DATASET EXTRACT =
##############################
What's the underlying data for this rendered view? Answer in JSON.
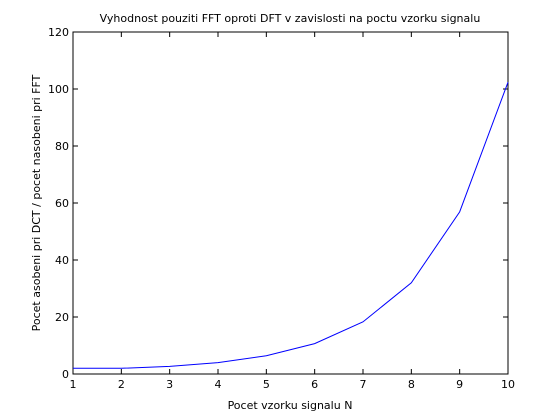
{
  "chart_data": {
    "type": "line",
    "title": "Vyhodnost pouziti FFT oproti DFT v zavislosti na poctu vzorku signalu",
    "xlabel": "Pocet vzorku signalu N",
    "ylabel": "Pocet asobeni pri DCT / pocet nasobeni pri FFT",
    "xlim": [
      1,
      10
    ],
    "ylim": [
      0,
      120
    ],
    "xticks": [
      1,
      2,
      3,
      4,
      5,
      6,
      7,
      8,
      9,
      10
    ],
    "yticks": [
      0,
      20,
      40,
      60,
      80,
      100,
      120
    ],
    "grid": false,
    "series": [
      {
        "color": "#0000ff",
        "x": [
          1,
          2,
          3,
          4,
          5,
          6,
          7,
          8,
          9,
          10
        ],
        "y": [
          2,
          2,
          2.67,
          4,
          6.4,
          10.67,
          18.29,
          32,
          56.89,
          102.4
        ]
      }
    ]
  }
}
##############################
EXERCISE BRIEF = Collect every line from the records above that contains the word "vzorku".

TASK SOLUTION =
    "title": "Vyhodnost pouziti FFT oproti DFT v zavislosti na poctu vzorku signalu",
    "xlabel": "Pocet vzorku signalu N",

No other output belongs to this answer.